(Collection entries)
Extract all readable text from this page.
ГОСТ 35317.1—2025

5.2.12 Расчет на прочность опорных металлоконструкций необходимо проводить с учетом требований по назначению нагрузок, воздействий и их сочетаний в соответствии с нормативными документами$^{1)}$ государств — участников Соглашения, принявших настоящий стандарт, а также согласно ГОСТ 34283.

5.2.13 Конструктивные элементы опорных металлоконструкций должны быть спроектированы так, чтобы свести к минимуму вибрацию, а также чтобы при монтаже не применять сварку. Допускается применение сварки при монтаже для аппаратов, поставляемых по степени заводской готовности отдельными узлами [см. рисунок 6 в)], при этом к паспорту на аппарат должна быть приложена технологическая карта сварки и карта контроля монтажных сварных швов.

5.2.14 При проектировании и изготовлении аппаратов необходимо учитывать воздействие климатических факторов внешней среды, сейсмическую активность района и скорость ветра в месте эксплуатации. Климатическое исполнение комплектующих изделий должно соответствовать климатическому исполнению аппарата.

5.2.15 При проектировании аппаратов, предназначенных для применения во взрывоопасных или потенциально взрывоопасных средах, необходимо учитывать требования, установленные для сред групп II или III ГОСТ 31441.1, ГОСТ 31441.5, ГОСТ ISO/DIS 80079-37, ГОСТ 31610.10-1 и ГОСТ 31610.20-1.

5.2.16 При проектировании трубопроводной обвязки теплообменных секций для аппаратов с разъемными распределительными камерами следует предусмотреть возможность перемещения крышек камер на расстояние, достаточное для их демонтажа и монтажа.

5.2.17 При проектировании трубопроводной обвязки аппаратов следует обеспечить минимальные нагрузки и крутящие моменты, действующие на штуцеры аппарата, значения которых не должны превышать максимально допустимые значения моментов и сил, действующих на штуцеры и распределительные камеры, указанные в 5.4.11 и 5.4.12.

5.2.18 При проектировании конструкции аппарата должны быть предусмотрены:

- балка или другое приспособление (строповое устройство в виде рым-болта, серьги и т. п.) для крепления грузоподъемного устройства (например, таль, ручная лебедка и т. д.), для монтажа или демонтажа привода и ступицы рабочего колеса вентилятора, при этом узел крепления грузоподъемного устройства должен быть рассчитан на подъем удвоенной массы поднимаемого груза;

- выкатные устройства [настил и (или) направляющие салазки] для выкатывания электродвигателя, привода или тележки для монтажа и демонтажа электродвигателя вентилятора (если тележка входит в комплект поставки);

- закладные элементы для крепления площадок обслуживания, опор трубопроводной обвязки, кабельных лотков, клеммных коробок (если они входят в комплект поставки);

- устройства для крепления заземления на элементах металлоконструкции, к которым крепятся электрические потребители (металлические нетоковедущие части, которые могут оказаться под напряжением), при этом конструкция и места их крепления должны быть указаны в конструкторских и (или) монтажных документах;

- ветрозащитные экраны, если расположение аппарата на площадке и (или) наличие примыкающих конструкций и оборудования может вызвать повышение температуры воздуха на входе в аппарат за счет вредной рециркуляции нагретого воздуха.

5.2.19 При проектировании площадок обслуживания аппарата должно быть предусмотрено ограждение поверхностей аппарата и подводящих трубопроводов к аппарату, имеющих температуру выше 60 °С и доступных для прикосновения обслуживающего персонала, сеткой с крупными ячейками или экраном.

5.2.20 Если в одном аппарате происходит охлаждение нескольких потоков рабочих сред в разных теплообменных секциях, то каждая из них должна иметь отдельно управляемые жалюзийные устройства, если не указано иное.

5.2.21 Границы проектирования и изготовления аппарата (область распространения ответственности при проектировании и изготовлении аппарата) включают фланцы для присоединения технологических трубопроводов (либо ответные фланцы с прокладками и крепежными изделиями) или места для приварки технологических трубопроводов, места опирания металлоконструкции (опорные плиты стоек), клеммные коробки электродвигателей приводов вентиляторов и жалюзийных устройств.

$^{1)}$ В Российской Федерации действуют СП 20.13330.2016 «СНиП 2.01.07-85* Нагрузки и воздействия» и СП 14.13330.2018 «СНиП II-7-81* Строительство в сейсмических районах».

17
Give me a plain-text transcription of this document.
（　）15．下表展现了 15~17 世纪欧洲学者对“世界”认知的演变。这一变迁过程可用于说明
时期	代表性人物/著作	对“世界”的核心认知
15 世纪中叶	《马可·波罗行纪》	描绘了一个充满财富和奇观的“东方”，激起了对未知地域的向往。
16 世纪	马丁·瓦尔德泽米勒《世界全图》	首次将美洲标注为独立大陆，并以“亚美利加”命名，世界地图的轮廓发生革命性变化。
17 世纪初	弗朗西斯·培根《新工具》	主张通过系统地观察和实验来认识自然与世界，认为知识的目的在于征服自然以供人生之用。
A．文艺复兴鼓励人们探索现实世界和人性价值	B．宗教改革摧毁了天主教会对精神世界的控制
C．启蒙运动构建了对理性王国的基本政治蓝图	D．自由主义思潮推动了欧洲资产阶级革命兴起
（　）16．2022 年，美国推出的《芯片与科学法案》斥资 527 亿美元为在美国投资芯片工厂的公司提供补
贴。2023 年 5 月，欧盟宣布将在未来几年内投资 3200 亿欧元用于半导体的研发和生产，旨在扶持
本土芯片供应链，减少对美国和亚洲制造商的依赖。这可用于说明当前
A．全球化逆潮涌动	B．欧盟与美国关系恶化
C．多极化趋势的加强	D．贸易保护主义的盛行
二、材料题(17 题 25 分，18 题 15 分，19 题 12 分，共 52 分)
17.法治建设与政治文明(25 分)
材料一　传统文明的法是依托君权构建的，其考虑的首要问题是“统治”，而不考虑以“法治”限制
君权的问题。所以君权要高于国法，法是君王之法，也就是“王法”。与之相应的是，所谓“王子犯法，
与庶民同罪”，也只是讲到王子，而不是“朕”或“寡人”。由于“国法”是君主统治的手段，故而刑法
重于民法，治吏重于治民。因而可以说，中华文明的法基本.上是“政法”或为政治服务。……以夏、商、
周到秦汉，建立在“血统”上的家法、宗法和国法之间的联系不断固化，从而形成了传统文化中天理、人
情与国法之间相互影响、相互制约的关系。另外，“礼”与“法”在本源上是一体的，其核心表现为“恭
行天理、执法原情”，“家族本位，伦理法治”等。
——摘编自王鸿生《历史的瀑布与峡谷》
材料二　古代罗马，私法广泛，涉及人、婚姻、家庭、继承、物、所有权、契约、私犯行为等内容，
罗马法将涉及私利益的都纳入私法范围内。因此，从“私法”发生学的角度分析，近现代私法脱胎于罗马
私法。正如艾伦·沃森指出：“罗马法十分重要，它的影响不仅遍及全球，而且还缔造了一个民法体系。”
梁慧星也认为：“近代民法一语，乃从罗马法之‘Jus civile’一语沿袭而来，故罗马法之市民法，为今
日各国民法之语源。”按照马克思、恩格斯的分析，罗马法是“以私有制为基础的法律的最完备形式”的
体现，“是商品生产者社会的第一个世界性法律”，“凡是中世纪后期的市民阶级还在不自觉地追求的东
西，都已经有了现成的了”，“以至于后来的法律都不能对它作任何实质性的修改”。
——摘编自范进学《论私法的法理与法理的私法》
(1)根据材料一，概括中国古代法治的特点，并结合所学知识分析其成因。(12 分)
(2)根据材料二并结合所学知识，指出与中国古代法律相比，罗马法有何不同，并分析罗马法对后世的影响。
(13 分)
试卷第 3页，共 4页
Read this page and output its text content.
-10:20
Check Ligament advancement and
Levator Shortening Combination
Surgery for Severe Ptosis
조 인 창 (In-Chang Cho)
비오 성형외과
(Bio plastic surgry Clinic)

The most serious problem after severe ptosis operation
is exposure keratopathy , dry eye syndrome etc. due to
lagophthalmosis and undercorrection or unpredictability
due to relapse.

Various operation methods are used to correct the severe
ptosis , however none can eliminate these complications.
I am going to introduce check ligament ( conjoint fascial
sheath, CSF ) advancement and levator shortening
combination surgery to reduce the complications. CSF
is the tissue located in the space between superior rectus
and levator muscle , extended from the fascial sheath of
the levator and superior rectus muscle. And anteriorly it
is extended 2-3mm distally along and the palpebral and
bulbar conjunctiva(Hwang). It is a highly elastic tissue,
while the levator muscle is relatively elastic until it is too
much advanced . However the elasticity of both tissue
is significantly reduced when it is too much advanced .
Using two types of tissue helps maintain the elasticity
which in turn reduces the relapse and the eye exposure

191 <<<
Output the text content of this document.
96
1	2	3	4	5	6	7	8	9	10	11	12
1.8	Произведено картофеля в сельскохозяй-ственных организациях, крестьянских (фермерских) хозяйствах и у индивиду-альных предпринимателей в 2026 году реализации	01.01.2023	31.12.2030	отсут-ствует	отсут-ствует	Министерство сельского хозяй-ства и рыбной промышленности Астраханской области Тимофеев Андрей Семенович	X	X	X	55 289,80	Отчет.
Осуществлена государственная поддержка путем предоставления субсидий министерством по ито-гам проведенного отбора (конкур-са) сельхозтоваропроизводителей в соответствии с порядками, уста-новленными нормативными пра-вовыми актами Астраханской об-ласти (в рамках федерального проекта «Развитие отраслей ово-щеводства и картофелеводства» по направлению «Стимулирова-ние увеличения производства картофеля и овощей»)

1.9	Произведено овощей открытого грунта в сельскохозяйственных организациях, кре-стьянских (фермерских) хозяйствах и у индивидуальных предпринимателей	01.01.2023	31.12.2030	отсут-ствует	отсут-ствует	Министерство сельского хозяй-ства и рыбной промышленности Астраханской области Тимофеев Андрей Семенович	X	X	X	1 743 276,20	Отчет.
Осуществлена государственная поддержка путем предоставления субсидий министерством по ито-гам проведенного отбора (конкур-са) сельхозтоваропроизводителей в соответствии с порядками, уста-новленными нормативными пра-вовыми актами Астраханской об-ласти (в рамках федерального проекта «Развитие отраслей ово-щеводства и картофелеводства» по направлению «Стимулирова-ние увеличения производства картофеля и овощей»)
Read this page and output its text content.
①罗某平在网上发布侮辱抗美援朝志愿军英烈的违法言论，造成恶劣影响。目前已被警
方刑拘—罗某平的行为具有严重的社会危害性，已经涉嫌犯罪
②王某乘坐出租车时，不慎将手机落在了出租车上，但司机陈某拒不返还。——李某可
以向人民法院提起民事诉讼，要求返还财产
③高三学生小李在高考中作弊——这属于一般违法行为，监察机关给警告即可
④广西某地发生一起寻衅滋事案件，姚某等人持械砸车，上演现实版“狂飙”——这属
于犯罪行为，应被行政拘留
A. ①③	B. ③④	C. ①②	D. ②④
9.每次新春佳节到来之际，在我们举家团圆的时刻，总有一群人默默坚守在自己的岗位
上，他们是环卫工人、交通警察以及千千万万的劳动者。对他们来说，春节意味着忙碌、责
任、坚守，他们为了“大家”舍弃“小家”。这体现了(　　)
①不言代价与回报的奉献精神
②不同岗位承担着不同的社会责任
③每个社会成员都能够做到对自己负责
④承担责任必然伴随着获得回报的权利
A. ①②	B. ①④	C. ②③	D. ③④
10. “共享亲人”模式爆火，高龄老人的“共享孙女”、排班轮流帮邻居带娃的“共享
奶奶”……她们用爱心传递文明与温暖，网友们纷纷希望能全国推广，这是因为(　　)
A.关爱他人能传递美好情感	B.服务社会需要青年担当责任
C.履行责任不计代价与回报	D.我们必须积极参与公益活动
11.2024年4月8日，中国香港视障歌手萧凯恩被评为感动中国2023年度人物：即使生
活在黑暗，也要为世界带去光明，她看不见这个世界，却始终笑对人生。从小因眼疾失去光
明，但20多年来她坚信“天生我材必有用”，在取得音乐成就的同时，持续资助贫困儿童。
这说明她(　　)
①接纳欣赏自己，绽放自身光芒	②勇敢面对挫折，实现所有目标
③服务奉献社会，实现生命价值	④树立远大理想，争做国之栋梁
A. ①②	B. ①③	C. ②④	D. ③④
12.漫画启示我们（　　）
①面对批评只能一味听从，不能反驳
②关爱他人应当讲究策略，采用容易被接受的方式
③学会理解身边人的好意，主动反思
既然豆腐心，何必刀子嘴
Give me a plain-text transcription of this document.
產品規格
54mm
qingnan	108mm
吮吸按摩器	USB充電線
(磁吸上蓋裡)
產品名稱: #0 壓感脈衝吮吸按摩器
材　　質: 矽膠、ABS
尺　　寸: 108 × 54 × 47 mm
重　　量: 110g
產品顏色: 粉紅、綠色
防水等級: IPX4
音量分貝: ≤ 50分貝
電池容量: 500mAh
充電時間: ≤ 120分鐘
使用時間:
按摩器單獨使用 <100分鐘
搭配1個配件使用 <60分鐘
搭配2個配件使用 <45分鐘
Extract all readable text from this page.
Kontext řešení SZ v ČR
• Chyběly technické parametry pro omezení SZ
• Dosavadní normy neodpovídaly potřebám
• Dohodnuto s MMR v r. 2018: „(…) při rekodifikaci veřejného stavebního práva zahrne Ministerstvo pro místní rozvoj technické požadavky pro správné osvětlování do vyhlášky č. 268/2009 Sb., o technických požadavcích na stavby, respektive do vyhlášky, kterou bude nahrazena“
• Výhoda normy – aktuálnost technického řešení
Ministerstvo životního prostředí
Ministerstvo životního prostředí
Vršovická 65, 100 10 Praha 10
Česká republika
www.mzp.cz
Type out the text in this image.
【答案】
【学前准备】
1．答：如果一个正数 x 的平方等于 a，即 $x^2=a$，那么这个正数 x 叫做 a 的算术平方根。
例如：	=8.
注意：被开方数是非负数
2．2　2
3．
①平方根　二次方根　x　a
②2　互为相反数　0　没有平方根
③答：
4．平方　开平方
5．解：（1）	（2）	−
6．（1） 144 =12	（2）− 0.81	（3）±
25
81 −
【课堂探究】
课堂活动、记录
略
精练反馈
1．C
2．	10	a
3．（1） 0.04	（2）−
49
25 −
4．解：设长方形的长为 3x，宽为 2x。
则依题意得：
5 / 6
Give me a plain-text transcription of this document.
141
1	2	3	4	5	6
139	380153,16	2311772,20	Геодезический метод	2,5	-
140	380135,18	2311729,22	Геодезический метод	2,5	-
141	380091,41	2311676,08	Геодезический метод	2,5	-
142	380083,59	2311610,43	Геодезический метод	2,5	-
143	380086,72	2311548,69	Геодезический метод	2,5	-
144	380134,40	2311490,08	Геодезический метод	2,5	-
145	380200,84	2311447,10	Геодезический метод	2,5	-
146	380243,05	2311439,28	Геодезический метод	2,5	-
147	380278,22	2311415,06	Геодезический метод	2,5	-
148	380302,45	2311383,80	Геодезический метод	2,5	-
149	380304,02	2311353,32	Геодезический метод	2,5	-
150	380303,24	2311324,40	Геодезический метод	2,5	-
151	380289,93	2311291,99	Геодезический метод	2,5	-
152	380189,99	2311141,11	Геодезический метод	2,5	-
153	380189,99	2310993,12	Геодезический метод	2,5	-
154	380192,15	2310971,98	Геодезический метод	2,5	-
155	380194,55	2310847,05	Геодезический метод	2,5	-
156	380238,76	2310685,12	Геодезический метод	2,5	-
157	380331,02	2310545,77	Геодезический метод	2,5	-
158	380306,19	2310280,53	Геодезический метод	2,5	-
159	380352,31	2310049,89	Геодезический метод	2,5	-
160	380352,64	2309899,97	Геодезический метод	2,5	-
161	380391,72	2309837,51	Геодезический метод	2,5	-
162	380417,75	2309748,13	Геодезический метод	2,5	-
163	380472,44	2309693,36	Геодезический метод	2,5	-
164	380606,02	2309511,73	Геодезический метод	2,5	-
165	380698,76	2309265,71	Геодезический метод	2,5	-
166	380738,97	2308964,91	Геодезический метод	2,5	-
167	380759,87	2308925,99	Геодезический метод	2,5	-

> **DIRECTIVE**:
Take every line above carrying "rectus" and return it.

> **FINISHED EXERCISE**:
is the tissue located in the space between superior rectus
the levator and superior rectus muscle. And anteriorly it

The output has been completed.